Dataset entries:
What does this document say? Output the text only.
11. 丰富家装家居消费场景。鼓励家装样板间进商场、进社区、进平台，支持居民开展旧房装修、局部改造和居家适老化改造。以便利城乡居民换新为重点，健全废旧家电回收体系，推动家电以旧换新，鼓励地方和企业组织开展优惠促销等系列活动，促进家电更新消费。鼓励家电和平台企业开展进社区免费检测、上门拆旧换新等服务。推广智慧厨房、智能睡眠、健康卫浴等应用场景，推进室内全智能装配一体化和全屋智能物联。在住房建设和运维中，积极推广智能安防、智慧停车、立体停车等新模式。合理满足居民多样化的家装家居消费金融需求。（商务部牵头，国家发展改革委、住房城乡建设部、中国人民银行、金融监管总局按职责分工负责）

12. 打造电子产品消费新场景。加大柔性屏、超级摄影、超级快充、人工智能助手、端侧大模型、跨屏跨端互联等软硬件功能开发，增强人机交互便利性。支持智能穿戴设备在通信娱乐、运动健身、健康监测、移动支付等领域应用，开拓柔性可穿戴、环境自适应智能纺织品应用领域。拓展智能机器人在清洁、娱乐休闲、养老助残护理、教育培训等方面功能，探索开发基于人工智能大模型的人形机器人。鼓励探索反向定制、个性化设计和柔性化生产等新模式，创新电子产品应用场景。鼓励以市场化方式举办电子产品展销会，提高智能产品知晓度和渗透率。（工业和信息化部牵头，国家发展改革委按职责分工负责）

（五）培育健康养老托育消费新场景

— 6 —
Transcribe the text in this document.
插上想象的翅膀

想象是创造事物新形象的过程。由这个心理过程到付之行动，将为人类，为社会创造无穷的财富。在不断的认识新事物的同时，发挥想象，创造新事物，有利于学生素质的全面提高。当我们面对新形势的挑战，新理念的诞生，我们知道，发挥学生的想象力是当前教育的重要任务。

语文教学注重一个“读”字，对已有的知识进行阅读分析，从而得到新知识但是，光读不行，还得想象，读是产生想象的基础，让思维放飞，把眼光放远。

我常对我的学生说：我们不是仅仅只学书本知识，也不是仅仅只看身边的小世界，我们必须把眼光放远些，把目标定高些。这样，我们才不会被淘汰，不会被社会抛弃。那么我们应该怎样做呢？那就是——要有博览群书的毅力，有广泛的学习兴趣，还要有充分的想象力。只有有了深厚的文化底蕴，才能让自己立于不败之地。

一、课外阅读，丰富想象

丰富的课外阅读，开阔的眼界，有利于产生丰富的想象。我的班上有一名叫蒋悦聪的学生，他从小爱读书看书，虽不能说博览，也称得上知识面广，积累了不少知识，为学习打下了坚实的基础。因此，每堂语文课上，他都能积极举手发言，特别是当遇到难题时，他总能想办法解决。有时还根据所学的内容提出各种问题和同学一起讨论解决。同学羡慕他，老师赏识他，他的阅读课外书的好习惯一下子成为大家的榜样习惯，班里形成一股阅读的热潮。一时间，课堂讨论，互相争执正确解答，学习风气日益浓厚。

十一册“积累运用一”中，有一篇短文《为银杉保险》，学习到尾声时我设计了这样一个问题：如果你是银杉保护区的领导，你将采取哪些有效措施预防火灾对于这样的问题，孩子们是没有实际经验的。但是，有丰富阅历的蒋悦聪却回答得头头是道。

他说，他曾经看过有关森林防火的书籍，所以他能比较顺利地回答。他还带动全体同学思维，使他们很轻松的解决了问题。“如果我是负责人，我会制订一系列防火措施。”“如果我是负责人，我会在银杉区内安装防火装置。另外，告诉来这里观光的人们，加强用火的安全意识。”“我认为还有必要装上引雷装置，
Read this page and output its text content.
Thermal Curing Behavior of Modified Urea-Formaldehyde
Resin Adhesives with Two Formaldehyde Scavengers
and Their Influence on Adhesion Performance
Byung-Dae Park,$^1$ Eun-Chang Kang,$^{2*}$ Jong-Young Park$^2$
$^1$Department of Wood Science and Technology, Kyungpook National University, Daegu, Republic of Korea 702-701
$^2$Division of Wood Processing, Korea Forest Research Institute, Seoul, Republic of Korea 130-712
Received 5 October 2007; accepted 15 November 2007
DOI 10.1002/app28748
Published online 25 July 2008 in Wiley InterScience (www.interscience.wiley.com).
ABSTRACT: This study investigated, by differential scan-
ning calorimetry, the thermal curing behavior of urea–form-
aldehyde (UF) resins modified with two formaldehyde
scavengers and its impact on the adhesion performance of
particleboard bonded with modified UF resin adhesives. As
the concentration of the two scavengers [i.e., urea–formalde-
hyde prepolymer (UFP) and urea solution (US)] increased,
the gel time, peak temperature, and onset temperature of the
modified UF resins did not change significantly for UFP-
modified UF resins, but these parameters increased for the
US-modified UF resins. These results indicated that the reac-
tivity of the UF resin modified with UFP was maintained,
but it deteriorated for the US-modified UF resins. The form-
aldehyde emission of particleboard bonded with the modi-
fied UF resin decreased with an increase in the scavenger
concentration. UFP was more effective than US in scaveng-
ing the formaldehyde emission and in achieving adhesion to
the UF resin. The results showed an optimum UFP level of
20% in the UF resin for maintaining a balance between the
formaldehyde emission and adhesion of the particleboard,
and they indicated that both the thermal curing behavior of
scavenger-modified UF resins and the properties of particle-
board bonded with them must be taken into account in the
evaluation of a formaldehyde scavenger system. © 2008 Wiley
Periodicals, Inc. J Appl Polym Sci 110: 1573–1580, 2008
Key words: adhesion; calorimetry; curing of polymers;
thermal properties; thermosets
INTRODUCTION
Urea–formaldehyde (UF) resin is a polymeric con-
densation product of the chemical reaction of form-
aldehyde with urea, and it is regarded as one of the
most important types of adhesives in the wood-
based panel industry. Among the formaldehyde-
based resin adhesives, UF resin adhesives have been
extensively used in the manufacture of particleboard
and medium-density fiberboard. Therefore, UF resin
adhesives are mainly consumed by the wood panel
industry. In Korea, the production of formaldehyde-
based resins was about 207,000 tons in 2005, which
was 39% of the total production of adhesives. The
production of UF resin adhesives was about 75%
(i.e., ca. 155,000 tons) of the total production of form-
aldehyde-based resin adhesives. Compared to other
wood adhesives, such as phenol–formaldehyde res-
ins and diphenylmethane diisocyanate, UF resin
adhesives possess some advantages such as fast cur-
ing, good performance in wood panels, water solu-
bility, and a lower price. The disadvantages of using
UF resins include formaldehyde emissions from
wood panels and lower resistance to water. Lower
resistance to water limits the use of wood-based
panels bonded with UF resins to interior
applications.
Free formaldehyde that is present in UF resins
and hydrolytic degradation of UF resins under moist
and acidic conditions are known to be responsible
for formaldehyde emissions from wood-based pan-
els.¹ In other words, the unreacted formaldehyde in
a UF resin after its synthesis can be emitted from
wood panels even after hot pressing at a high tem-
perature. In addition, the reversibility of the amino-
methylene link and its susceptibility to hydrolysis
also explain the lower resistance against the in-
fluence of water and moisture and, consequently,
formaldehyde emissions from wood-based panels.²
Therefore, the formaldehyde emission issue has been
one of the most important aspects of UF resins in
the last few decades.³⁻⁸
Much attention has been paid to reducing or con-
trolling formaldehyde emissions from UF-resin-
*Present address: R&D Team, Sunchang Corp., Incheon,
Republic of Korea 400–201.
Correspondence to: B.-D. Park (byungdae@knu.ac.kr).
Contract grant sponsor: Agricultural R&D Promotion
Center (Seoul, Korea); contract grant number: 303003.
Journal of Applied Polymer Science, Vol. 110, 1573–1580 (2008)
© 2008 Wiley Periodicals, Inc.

(Exercise requirements): Copy each line of the data above without altering a single character.

(Solution):
What does this document say? Output the text only.
11. 丰富家装家居消费场景。鼓励家装样板间进商场、进社区、进平台，支持居民开展旧房装修、局部改造和居家适老化改造。以便利城乡居民换新为重点，健全废旧家电回收体系，推动家电以旧换新，鼓励地方和企业组织开展优惠促销等系列活动，促进家电更新消费。鼓励家电和平台企业开展进社区免费检测、上门拆旧换新等服务。推广智慧厨房、智能睡眠、健康卫浴等应用场景，推进室内全智能装配一体化和全屋智能物联。在住房建设和运维中，积极推广智能安防、智慧停车、立体停车等新模式。合理满足居民多样化的家装家居消费金融需求。（商务部牵头，国家发展改革委、住房城乡建设部、中国人民银行、金融监管总局按职责分工负责）

12. 打造电子产品消费新场景。加大柔性屏、超级摄影、超级快充、人工智能助手、端侧大模型、跨屏跨端互联等软硬件功能开发，增强人机交互便利性。支持智能穿戴设备在通信娱乐、运动健身、健康监测、移动支付等领域应用，开拓柔性可穿戴、环境自适应智能纺织品应用领域。拓展智能机器人在清洁、娱乐休闲、养老助残护理、教育培训等方面功能，探索开发基于人工智能大模型的人形机器人。鼓励探索反向定制、个性化设计和柔性化生产等新模式，创新电子产品应用场景。鼓励以市场化方式举办电子产品展销会，提高智能产品知晓度和渗透率。（工业和信息化部牵头，国家发展改革委按职责分工负责）

（五）培育健康养老托育消费新场景

— 6 —
Transcribe the text in this document.
插上想象的翅膀

想象是创造事物新形象的过程。由这个心理过程到付之行动，将为人类，为社会创造无穷的财富。在不断的认识新事物的同时，发挥想象，创造新事物，有利于学生素质的全面提高。当我们面对新形势的挑战，新理念的诞生，我们知道，发挥学生的想象力是当前教育的重要任务。

语文教学注重一个“读”字，对已有的知识进行阅读分析，从而得到新知识但是，光读不行，还得想象，读是产生想象的基础，让思维放飞，把眼光放远。

我常对我的学生说：我们不是仅仅只学书本知识，也不是仅仅只看身边的小世界，我们必须把眼光放远些，把目标定高些。这样，我们才不会被淘汰，不会被社会抛弃。那么我们应该怎样做呢？那就是——要有博览群书的毅力，有广泛的学习兴趣，还要有充分的想象力。只有有了深厚的文化底蕴，才能让自己立于不败之地。

一、课外阅读，丰富想象

丰富的课外阅读，开阔的眼界，有利于产生丰富的想象。我的班上有一名叫蒋悦聪的学生，他从小爱读书看书，虽不能说博览，也称得上知识面广，积累了不少知识，为学习打下了坚实的基础。因此，每堂语文课上，他都能积极举手发言，特别是当遇到难题时，他总能想办法解决。有时还根据所学的内容提出各种问题和同学一起讨论解决。同学羡慕他，老师赏识他，他的阅读课外书的好习惯一下子成为大家的榜样习惯，班里形成一股阅读的热潮。一时间，课堂讨论，互相争执正确解答，学习风气日益浓厚。

十一册“积累运用一”中，有一篇短文《为银杉保险》，学习到尾声时我设计了这样一个问题：如果你是银杉保护区的领导，你将采取哪些有效措施预防火灾对于这样的问题，孩子们是没有实际经验的。但是，有丰富阅历的蒋悦聪却回答得头头是道。

他说，他曾经看过有关森林防火的书籍，所以他能比较顺利地回答。他还带动全体同学思维，使他们很轻松的解决了问题。“如果我是负责人，我会制订一系列防火措施。”“如果我是负责人，我会在银杉区内安装防火装置。另外，告诉来这里观光的人们，加强用火的安全意识。”“我认为还有必要装上引雷装置，
Read this page and output its text content.
Thermal Curing Behavior of Modified Urea-Formaldehyde
Resin Adhesives with Two Formaldehyde Scavengers
and Their Influence on Adhesion Performance
Byung-Dae Park,$^1$ Eun-Chang Kang,$^{2*}$ Jong-Young Park$^2$
$^1$Department of Wood Science and Technology, Kyungpook National University, Daegu, Republic of Korea 702-701
$^2$Division of Wood Processing, Korea Forest Research Institute, Seoul, Republic of Korea 130-712
Received 5 October 2007; accepted 15 November 2007
DOI 10.1002/app28748
Published online 25 July 2008 in Wiley InterScience (www.interscience.wiley.com).
ABSTRACT: This study investigated, by differential scan-
ning calorimetry, the thermal curing behavior of urea–form-
aldehyde (UF) resins modified with two formaldehyde
scavengers and its impact on the adhesion performance of
particleboard bonded with modified UF resin adhesives. As
the concentration of the two scavengers [i.e., urea–formalde-
hyde prepolymer (UFP) and urea solution (US)] increased,
the gel time, peak temperature, and onset temperature of the
modified UF resins did not change significantly for UFP-
modified UF resins, but these parameters increased for the
US-modified UF resins. These results indicated that the reac-
tivity of the UF resin modified with UFP was maintained,
but it deteriorated for the US-modified UF resins. The form-
aldehyde emission of particleboard bonded with the modi-
fied UF resin decreased with an increase in the scavenger
concentration. UFP was more effective than US in scaveng-
ing the formaldehyde emission and in achieving adhesion to
the UF resin. The results showed an optimum UFP level of
20% in the UF resin for maintaining a balance between the
formaldehyde emission and adhesion of the particleboard,
and they indicated that both the thermal curing behavior of
scavenger-modified UF resins and the properties of particle-
board bonded with them must be taken into account in the
evaluation of a formaldehyde scavenger system. © 2008 Wiley
Periodicals, Inc. J Appl Polym Sci 110: 1573–1580, 2008
Key words: adhesion; calorimetry; curing of polymers;
thermal properties; thermosets
INTRODUCTION
Urea–formaldehyde (UF) resin is a polymeric con-
densation product of the chemical reaction of form-
aldehyde with urea, and it is regarded as one of the
most important types of adhesives in the wood-
based panel industry. Among the formaldehyde-
based resin adhesives, UF resin adhesives have been
extensively used in the manufacture of particleboard
and medium-density fiberboard. Therefore, UF resin
adhesives are mainly consumed by the wood panel
industry. In Korea, the production of formaldehyde-
based resins was about 207,000 tons in 2005, which
was 39% of the total production of adhesives. The
production of UF resin adhesives was about 75%
(i.e., ca. 155,000 tons) of the total production of form-
aldehyde-based resin adhesives. Compared to other
wood adhesives, such as phenol–formaldehyde res-
ins and diphenylmethane diisocyanate, UF resin
adhesives possess some advantages such as fast cur-
ing, good performance in wood panels, water solu-
bility, and a lower price. The disadvantages of using
UF resins include formaldehyde emissions from
wood panels and lower resistance to water. Lower
resistance to water limits the use of wood-based
panels bonded with UF resins to interior
applications.
Free formaldehyde that is present in UF resins
and hydrolytic degradation of UF resins under moist
and acidic conditions are known to be responsible
for formaldehyde emissions from wood-based pan-
els.¹ In other words, the unreacted formaldehyde in
a UF resin after its synthesis can be emitted from
wood panels even after hot pressing at a high tem-
perature. In addition, the reversibility of the amino-
methylene link and its susceptibility to hydrolysis
also explain the lower resistance against the in-
fluence of water and moisture and, consequently,
formaldehyde emissions from wood-based panels.²
Therefore, the formaldehyde emission issue has been
one of the most important aspects of UF resins in
the last few decades.³⁻⁸
Much attention has been paid to reducing or con-
trolling formaldehyde emissions from UF-resin-
*Present address: R&D Team, Sunchang Corp., Incheon,
Republic of Korea 400–201.
Correspondence to: B.-D. Park (byungdae@knu.ac.kr).
Contract grant sponsor: Agricultural R&D Promotion
Center (Seoul, Korea); contract grant number: 303003.
Journal of Applied Polymer Science, Vol. 110, 1573–1580 (2008)
© 2008 Wiley Periodicals, Inc.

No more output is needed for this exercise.